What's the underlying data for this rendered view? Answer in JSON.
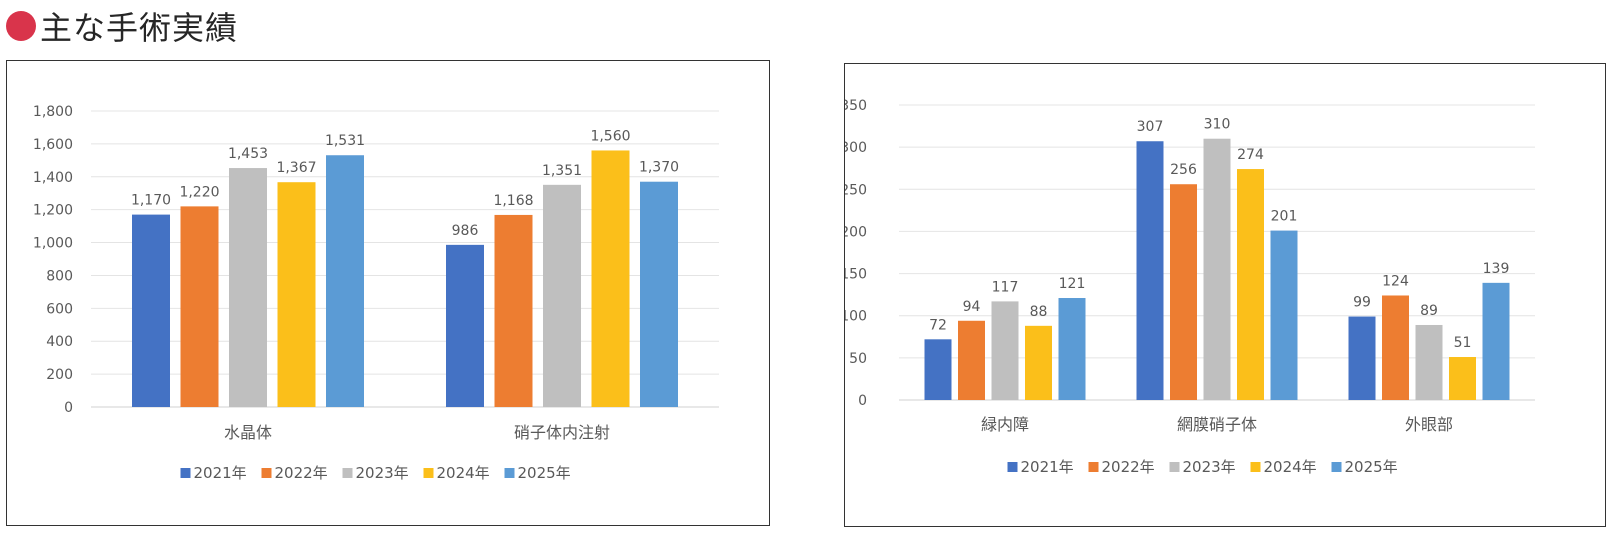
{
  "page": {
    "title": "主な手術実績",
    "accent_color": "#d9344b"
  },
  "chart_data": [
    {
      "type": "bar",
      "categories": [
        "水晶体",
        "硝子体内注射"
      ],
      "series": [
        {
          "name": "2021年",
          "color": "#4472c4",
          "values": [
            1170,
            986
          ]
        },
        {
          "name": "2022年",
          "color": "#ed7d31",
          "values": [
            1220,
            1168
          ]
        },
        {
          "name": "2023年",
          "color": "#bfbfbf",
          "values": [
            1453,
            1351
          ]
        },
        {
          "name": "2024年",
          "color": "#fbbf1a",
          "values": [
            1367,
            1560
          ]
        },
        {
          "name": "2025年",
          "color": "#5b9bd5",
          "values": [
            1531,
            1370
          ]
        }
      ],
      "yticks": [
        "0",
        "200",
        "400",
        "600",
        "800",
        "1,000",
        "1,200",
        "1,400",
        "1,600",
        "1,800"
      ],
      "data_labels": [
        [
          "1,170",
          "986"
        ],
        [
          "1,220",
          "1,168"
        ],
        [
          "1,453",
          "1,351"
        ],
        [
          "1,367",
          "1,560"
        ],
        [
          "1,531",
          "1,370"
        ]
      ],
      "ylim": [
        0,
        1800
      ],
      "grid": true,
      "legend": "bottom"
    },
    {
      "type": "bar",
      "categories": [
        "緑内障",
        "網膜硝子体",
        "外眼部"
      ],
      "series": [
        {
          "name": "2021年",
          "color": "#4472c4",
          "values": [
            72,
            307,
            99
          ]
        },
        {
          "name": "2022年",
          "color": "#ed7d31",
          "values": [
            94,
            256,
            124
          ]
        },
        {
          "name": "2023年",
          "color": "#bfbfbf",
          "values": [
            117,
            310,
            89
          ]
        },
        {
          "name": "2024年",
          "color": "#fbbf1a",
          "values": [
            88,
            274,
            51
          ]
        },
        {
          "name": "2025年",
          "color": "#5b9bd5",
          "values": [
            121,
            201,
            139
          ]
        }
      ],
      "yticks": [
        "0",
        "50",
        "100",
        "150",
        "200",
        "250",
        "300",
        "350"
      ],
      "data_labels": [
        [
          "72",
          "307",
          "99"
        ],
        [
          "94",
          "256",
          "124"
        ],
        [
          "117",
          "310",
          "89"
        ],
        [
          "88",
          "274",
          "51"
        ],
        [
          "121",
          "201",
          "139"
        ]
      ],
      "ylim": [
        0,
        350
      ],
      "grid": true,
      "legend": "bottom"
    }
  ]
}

------------------------------

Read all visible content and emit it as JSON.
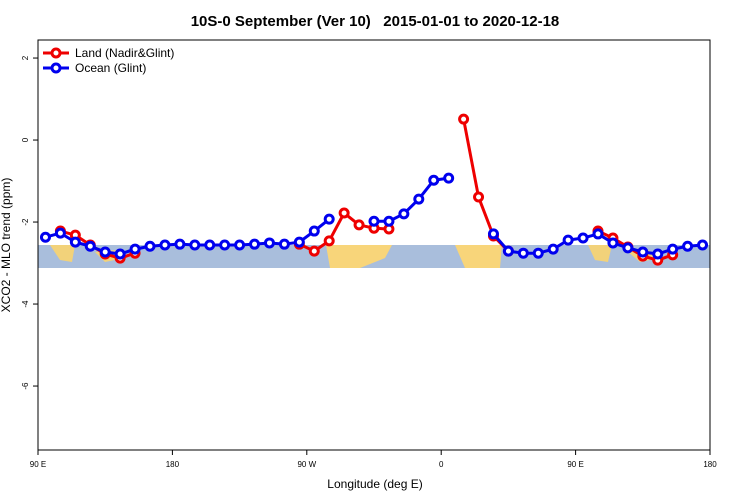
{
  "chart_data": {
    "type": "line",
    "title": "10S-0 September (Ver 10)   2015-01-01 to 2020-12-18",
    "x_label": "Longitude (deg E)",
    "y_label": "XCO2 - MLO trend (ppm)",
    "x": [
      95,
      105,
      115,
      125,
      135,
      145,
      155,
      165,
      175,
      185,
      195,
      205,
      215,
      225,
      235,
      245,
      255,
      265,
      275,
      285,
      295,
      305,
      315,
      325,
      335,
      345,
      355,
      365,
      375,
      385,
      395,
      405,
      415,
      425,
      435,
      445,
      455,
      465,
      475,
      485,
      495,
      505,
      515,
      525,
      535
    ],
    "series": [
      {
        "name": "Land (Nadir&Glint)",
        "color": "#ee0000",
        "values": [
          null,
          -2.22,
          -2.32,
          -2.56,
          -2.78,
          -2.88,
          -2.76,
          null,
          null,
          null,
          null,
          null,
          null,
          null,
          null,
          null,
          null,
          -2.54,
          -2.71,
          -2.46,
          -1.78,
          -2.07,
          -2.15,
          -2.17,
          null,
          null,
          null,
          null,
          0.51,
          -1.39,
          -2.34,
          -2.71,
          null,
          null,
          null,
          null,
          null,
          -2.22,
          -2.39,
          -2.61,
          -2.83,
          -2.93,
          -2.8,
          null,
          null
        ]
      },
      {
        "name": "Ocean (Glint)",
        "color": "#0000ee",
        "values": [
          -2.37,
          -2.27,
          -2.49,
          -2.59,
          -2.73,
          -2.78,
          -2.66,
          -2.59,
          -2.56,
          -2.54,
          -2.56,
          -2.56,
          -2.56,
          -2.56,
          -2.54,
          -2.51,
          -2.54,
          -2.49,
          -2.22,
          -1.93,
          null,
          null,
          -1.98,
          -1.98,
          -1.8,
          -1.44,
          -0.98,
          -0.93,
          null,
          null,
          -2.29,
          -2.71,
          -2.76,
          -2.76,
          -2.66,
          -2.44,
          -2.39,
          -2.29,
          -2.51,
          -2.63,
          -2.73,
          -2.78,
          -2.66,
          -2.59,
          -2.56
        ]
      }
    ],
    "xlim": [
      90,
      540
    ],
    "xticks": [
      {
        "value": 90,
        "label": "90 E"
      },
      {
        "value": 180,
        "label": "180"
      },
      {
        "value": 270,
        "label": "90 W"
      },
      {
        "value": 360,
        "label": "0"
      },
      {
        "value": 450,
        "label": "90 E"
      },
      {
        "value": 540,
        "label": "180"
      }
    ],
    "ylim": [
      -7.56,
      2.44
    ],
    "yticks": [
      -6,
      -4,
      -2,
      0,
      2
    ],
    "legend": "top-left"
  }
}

------------------------------

**Exercise description:** Copy every line of the material in which the word "Glint" occurs.

**Task result:**
        "name": "Land (Nadir&Glint)",
        "name": "Ocean (Glint)",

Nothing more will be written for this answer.